Some records
+---+
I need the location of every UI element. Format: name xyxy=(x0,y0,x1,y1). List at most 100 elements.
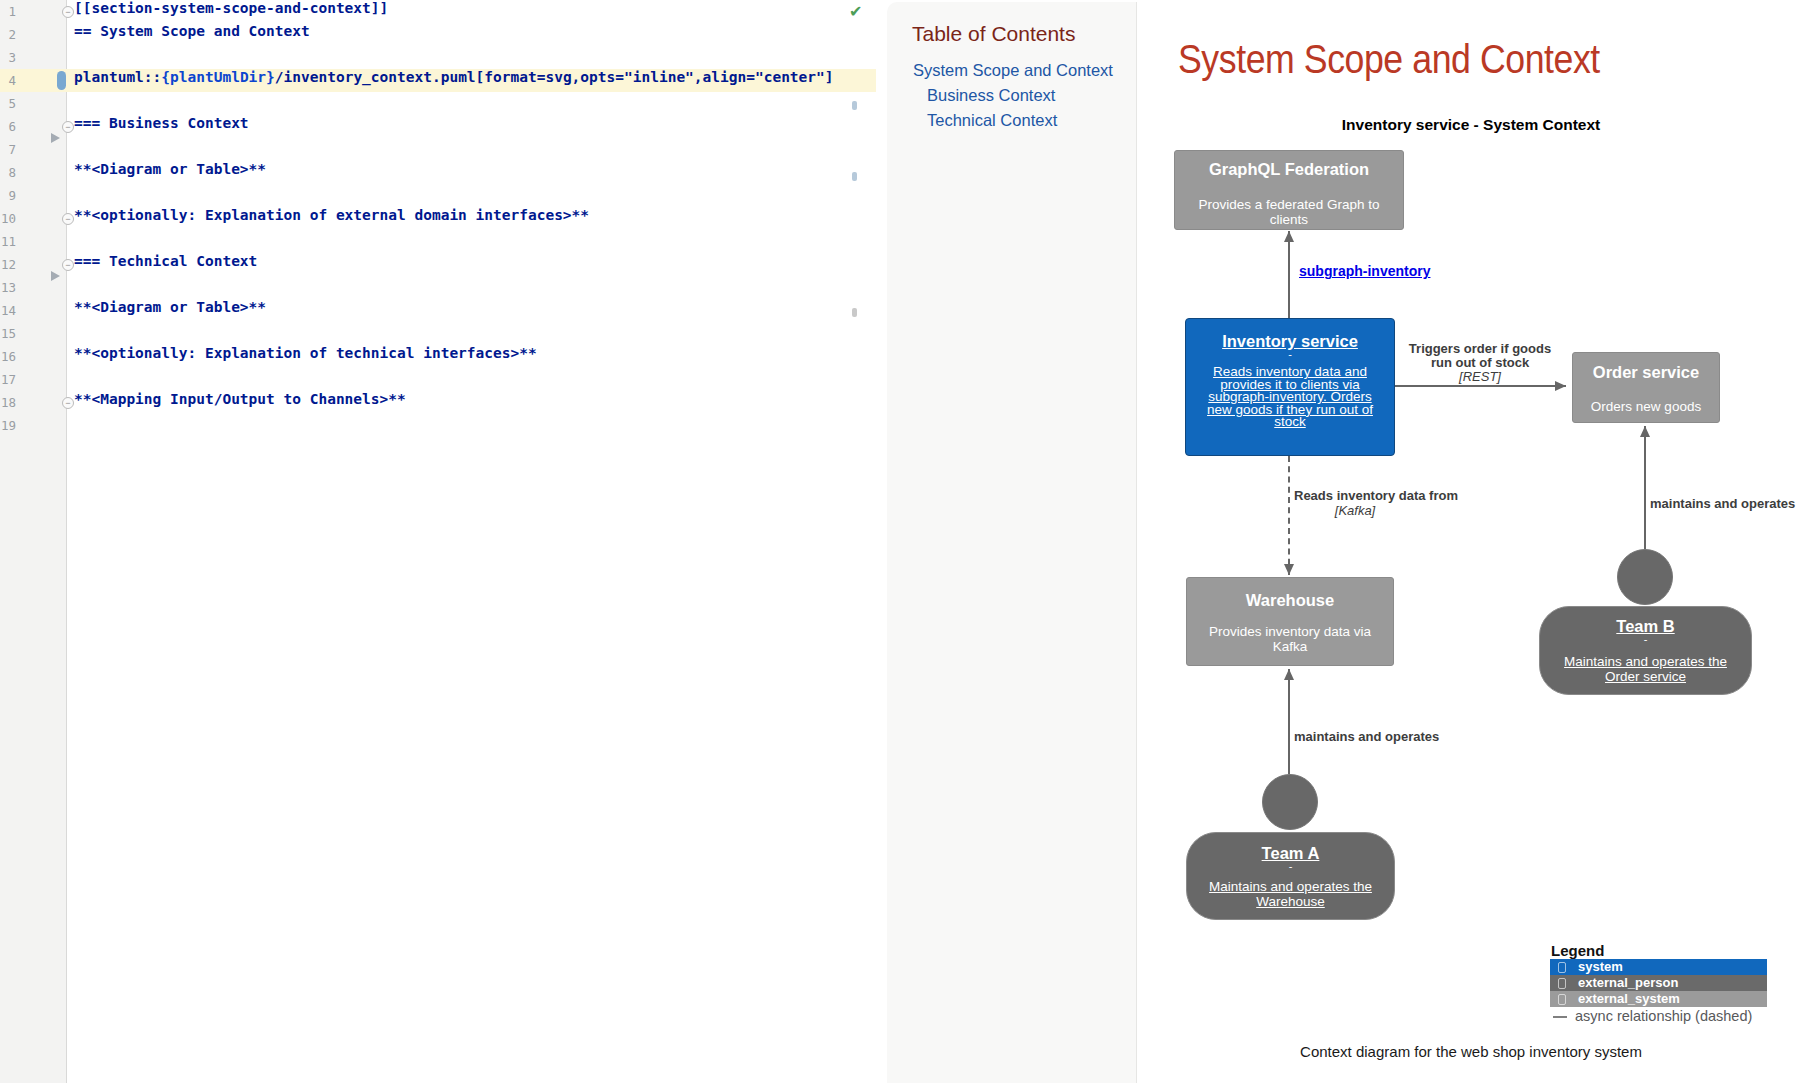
legend-title: Legend xyxy=(1551,942,1604,959)
team-b-head xyxy=(1617,549,1673,605)
legend-box-icon xyxy=(1558,978,1566,989)
team-a-head xyxy=(1262,774,1318,830)
node-description: Maintains and operates the Order service xyxy=(1546,654,1745,684)
legend-box-icon xyxy=(1558,994,1566,1005)
legend-row-external_person: external_person xyxy=(1550,975,1767,991)
toc-item[interactable]: Technical Context xyxy=(927,111,1057,130)
section-marker-icon[interactable] xyxy=(51,271,60,281)
line-number: 13 xyxy=(0,276,16,299)
scrollbar-mark xyxy=(852,308,857,317)
code-segment: **<Mapping Input/Output to Channels>** xyxy=(74,391,406,407)
caret xyxy=(57,71,66,90)
legend-row-system: system xyxy=(1550,959,1767,975)
code-segment: **<optionally: Explanation of external d… xyxy=(74,207,589,223)
line-number: 11 xyxy=(0,230,16,253)
toc-item[interactable]: Business Context xyxy=(927,86,1055,105)
code-line[interactable]: plantuml::{plantUmlDir}/inventory_contex… xyxy=(74,69,834,92)
code-line[interactable]: [[section-system-scope-and-context]] xyxy=(74,0,388,23)
legend-label: external_person xyxy=(1578,975,1678,991)
code-line[interactable]: === Business Context xyxy=(74,115,249,138)
line-number: 3 xyxy=(0,46,16,69)
code-line[interactable]: **<optionally: Explanation of technical … xyxy=(74,345,537,368)
legend-row-external_system: external_system xyxy=(1550,991,1767,1007)
line-number: 10 xyxy=(0,207,16,230)
code-segment: **<Diagram or Table>** xyxy=(74,299,266,315)
code-segment: plantuml:: xyxy=(74,69,161,85)
line-number: 5 xyxy=(0,92,16,115)
arrowhead-team-a-to-warehouse xyxy=(1284,669,1294,680)
fold-icon[interactable]: − xyxy=(62,121,74,133)
edge-label: maintains and operates xyxy=(1294,729,1439,744)
code-line[interactable]: **<Mapping Input/Output to Channels>** xyxy=(74,391,406,414)
code-segment: {plantUmlDir} xyxy=(161,69,275,85)
edge-label: [Kafka] xyxy=(1205,503,1505,518)
toc-panel: Table of Contents System Scope and Conte… xyxy=(887,2,1137,1083)
line-number: 8 xyxy=(0,161,16,184)
edge-team-a-to-warehouse xyxy=(1288,669,1290,774)
node-description: Orders new goods xyxy=(1579,399,1713,414)
diagram-node-team-a[interactable]: Team A-Maintains and operates the Wareho… xyxy=(1186,832,1395,920)
section-marker-icon[interactable] xyxy=(51,133,60,143)
line-number: 14 xyxy=(0,299,16,322)
line-number: 12 xyxy=(0,253,16,276)
edge-inventory-to-graphql xyxy=(1288,231,1290,318)
line-number: 19 xyxy=(0,414,16,437)
code-segment: == System Scope and Context xyxy=(74,23,310,39)
code-line[interactable]: **<Diagram or Table>** xyxy=(74,161,266,184)
line-number: 15 xyxy=(0,322,16,345)
diagram-node-graphql-federation: GraphQL Federation Provides a federated G… xyxy=(1174,150,1404,230)
code-segment: === Business Context xyxy=(74,115,249,131)
toc-item[interactable]: System Scope and Context xyxy=(913,61,1113,80)
diagram-node-inventory-service[interactable]: Inventory service-Reads inventory data a… xyxy=(1185,318,1395,456)
edge-label: Reads inventory data from xyxy=(1294,488,1458,503)
arrowhead-inventory-to-warehouse xyxy=(1284,564,1294,575)
code-segment: [[section-system-scope-and-context]] xyxy=(74,0,388,16)
diagram-node-warehouse: WarehouseProvides inventory data via Kaf… xyxy=(1186,577,1394,666)
arrowhead-team-b-to-order xyxy=(1640,426,1650,437)
node-description: Maintains and operates the Warehouse xyxy=(1193,879,1388,909)
fold-icon[interactable]: − xyxy=(62,6,74,18)
fold-icon[interactable]: − xyxy=(62,259,74,271)
line-number: 7 xyxy=(0,138,16,161)
code-segment: **<optionally: Explanation of technical … xyxy=(74,345,537,361)
code-line[interactable]: == System Scope and Context xyxy=(74,23,310,46)
inspections-ok-icon[interactable]: ✔ xyxy=(849,2,862,21)
legend-label: external_system xyxy=(1578,991,1680,1007)
line-number: 6 xyxy=(0,115,16,138)
code-line[interactable]: **<optionally: Explanation of external d… xyxy=(74,207,589,230)
line-number: 1 xyxy=(0,0,16,23)
fold-icon[interactable]: − xyxy=(62,213,74,225)
code-line[interactable]: **<Diagram or Table>** xyxy=(74,299,266,322)
diagram-title: Inventory service - System Context xyxy=(1171,116,1771,134)
edge-label[interactable]: subgraph-inventory xyxy=(1299,263,1430,279)
scrollbar-mark xyxy=(852,172,857,181)
legend-box-icon xyxy=(1558,962,1566,973)
edge-label: Triggers order if goods xyxy=(1330,341,1630,356)
line-number: 2 xyxy=(0,23,16,46)
node-separator: - xyxy=(1540,636,1751,643)
ide-window: 1−[[section-system-scope-and-context]]2=… xyxy=(0,0,1814,1083)
diagram-node-team-b[interactable]: Team B-Maintains and operates the Order … xyxy=(1539,606,1752,695)
legend-async-note: async relationship (dashed) xyxy=(1553,1008,1752,1024)
edge-label: [REST] xyxy=(1330,369,1630,384)
code-segment: === Technical Context xyxy=(74,253,257,269)
toc-title: Table of Contents xyxy=(912,22,1075,46)
line-number: 4 xyxy=(0,69,16,92)
line-number: 17 xyxy=(0,368,16,391)
page-title: System Scope and Context xyxy=(1178,36,1600,83)
diagram-caption: Context diagram for the web shop invento… xyxy=(1171,1043,1771,1060)
node-title: Warehouse xyxy=(1187,591,1393,610)
node-title: GraphQL Federation xyxy=(1175,160,1403,179)
dash-line-icon xyxy=(1553,1016,1567,1018)
edge-inventory-to-order xyxy=(1395,385,1566,387)
fold-icon[interactable]: − xyxy=(62,397,74,409)
node-separator: - xyxy=(1187,863,1394,870)
edge-team-b-to-order xyxy=(1644,426,1646,549)
line-number: 18 xyxy=(0,391,16,414)
edge-label: run out of stock xyxy=(1330,355,1630,370)
edge-label: maintains and operates xyxy=(1650,496,1795,511)
node-description: Provides a federated Graph to clients xyxy=(1181,197,1397,227)
line-number: 16 xyxy=(0,345,16,368)
code-line[interactable]: === Technical Context xyxy=(74,253,257,276)
scrollbar-mark xyxy=(852,101,857,110)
+---+
- WHAT IS REQUIRED
Turn every line of the records above into a Markdown table with the columns "Row" and "Line". Number the rows, skip blank lines, and leave the pictures out.

- COMPLETE RESPONSE
| Row | Line |
|---|---|
| 1 | I need the location of every UI element. Format: name xyxy=(x0,y0,x1,y1). List at most 100 elements. |
| 2 | legend-title: Legend xyxy=(1551,942,1604,959) |
| 3 | team-b-head xyxy=(1617,549,1673,605) |
| 4 | legend-box-icon xyxy=(1558,978,1566,989) |
| 5 | team-a-head xyxy=(1262,774,1318,830) |
| 6 | node-description: Maintains and operates the Order service xyxy=(1546,654,1745,684) |
| 7 | legend-box-icon xyxy=(1558,994,1566,1005) |
| 8 | legend-row-external_person: external_person xyxy=(1550,975,1767,991) |
| 9 | toc-item[interactable]: Technical Context xyxy=(927,111,1057,130) |
| 10 | section-marker-icon[interactable] xyxy=(51,271,60,281) |
| 11 | line-number: 13 xyxy=(0,276,16,299) |
| 12 | scrollbar-mark xyxy=(852,308,857,317) |
| 13 | code-segment: **<Mapping Input/Output to Channels>** xyxy=(74,391,406,407) |
| 14 | caret xyxy=(57,71,66,90) |
| 15 | legend-row-system: system xyxy=(1550,959,1767,975) |
| 16 | code-segment: **<optionally: Explanation of external d… xyxy=(74,207,589,223) |
| 17 | line-number: 11 xyxy=(0,230,16,253) |
| 18 | toc-item[interactable]: Business Context xyxy=(927,86,1055,105) |
| 19 | code-line[interactable]: plantuml::{plantUmlDir}/inventory_contex… xyxy=(74,69,834,92) |
| 20 | code-line[interactable]: [[section-system-scope-and-context]] xyxy=(74,0,388,23) |
| 21 | legend-label: external_person xyxy=(1578,975,1678,991) |
| 22 | code-line[interactable]: === Business Context xyxy=(74,115,249,138) |
| 23 | line-number: 3 xyxy=(0,46,16,69) |
| 24 | code-line[interactable]: **<optionally: Explanation of technical … xyxy=(74,345,537,368) |
| 25 | legend-row-external_system: external_system xyxy=(1550,991,1767,1007) |
| 26 | line-number: 10 xyxy=(0,207,16,230) |
| 27 | code-segment: **<Diagram or Table>** xyxy=(74,299,266,315) |
| 28 | code-segment: plantuml:: xyxy=(74,69,161,85) |
| 29 | line-number: 5 xyxy=(0,92,16,115) |
| 30 | arrowhead-team-a-to-warehouse xyxy=(1284,669,1294,680) |
| 31 | fold-icon[interactable]: − xyxy=(62,121,74,133) |
| 32 | edge-label: maintains and operates xyxy=(1294,729,1439,744) |
| 33 | code-line[interactable]: **<Mapping Input/Output to Channels>** xyxy=(74,391,406,414) |
| 34 | code-segment: {plantUmlDir} xyxy=(161,69,275,85) |
| 35 | edge-label: [Kafka] xyxy=(1205,503,1505,518) |
| 36 | toc-panel: Table of Contents System Scope and Conte… xyxy=(887,2,1137,1083) |
| 37 | line-number: 8 xyxy=(0,161,16,184) |
| 38 | edge-team-a-to-warehouse xyxy=(1288,669,1290,774) |
| 39 | node-description: Orders new goods xyxy=(1579,399,1713,414) |
| 40 | diagram-node-team-a[interactable]: Team A-Maintains and operates the Wareho… xyxy=(1186,832,1395,920) |
| 41 | section-marker-icon[interactable] xyxy=(51,133,60,143) |
| 42 | line-number: 14 xyxy=(0,299,16,322) |
| 43 | line-number: 12 xyxy=(0,253,16,276) |
| 44 | edge-inventory-to-graphql xyxy=(1288,231,1290,318) |
| 45 | line-number: 19 xyxy=(0,414,16,437) |
| 46 | code-segment: == System Scope and Context xyxy=(74,23,310,39) |
| 47 | code-line[interactable]: **<Diagram or Table>** xyxy=(74,161,266,184) |
| 48 | line-number: 15 xyxy=(0,322,16,345) |
| 49 | diagram-node-graphql-federation: GraphQL Federation Provides a federated G… xyxy=(1174,150,1404,230) |
| 50 | code-segment: === Business Context xyxy=(74,115,249,131) |
| 51 | toc-item[interactable]: System Scope and Context xyxy=(913,61,1113,80) |
| 52 | diagram-node-inventory-service[interactable]: Inventory service-Reads inventory data a… xyxy=(1185,318,1395,456) |
| 53 | edge-label: Reads inventory data from xyxy=(1294,488,1458,503) |
| 54 | arrowhead-inventory-to-warehouse xyxy=(1284,564,1294,575) |
| 55 | code-segment: [[section-system-scope-and-context]] xyxy=(74,0,388,16) |
| 56 | diagram-node-warehouse: WarehouseProvides inventory data via Kaf… xyxy=(1186,577,1394,666) |
| 57 | arrowhead-team-b-to-order xyxy=(1640,426,1650,437) |
| 58 | node-description: Maintains and operates the Warehouse xyxy=(1193,879,1388,909) |
| 59 | fold-icon[interactable]: − xyxy=(62,6,74,18) |
| 60 | fold-icon[interactable]: − xyxy=(62,259,74,271) |
| 61 | line-number: 7 xyxy=(0,138,16,161) |
| 62 | code-segment: **<optionally: Explanation of technical … xyxy=(74,345,537,361) |
| 63 | code-line[interactable]: == System Scope and Context xyxy=(74,23,310,46) |
| 64 | inspections-ok-icon[interactable]: ✔ xyxy=(849,2,862,21) |
| 65 | legend-label: external_system xyxy=(1578,991,1680,1007) |
| 66 | line-number: 6 xyxy=(0,115,16,138) |
| 67 | code-line[interactable]: **<optionally: Explanation of external d… xyxy=(74,207,589,230) |
| 68 | line-number: 1 xyxy=(0,0,16,23) |
| 69 | fold-icon[interactable]: − xyxy=(62,213,74,225) |
| 70 | code-line[interactable]: **<Diagram or Table>** xyxy=(74,299,266,322) |
| 71 | diagram-title: Inventory service - System Context xyxy=(1171,116,1771,134) |
| 72 | edge-label[interactable]: subgraph-inventory xyxy=(1299,263,1430,279) |
| 73 | scrollbar-mark xyxy=(852,172,857,181) |
| 74 | legend-box-icon xyxy=(1558,962,1566,973) |
| 75 | edge-label: Triggers order if goods xyxy=(1330,341,1630,356) |
| 76 | line-number: 2 xyxy=(0,23,16,46) |
| 77 | node-separator: - xyxy=(1540,636,1751,643) |
| 78 | ide-window: 1−[[section-system-scope-and-context]]2=… xyxy=(0,0,1814,1083) |
| 79 | diagram-node-team-b[interactable]: Team B-Maintains and operates the Order … xyxy=(1539,606,1752,695) |
| 80 | legend-async-note: async relationship (dashed) xyxy=(1553,1008,1752,1024) |
| 81 | edge-label: [REST] xyxy=(1330,369,1630,384) |
| 82 | code-segment: === Technical Context xyxy=(74,253,257,269) |
| 83 | toc-title: Table of Contents xyxy=(912,22,1075,46) |
| 84 | line-number: 4 xyxy=(0,69,16,92) |
| 85 | line-number: 17 xyxy=(0,368,16,391) |
| 86 | page-title: System Scope and Context xyxy=(1178,36,1600,83) |
| 87 | diagram-caption: Context diagram for the web shop invento… xyxy=(1171,1043,1771,1060) |
| 88 | node-title: Warehouse xyxy=(1187,591,1393,610) |
| 89 | node-title: GraphQL Federation xyxy=(1175,160,1403,179) |
| 90 | dash-line-icon xyxy=(1553,1016,1567,1018) |
| 91 | edge-inventory-to-order xyxy=(1395,385,1566,387) |
| 92 | fold-icon[interactable]: − xyxy=(62,397,74,409) |
| 93 | node-separator: - xyxy=(1187,863,1394,870) |
| 94 | edge-team-b-to-order xyxy=(1644,426,1646,549) |
| 95 | line-number: 18 xyxy=(0,391,16,414) |
| 96 | edge-label: run out of stock xyxy=(1330,355,1630,370) |
| 97 | edge-label: maintains and operates xyxy=(1650,496,1795,511) |
| 98 | node-description: Provides a federated Graph to clients xyxy=(1181,197,1397,227) |
| 99 | line-number: 16 xyxy=(0,345,16,368) |
| 100 | code-line[interactable]: === Technical Context xyxy=(74,253,257,276) |
| 101 | scrollbar-mark xyxy=(852,101,857,110) |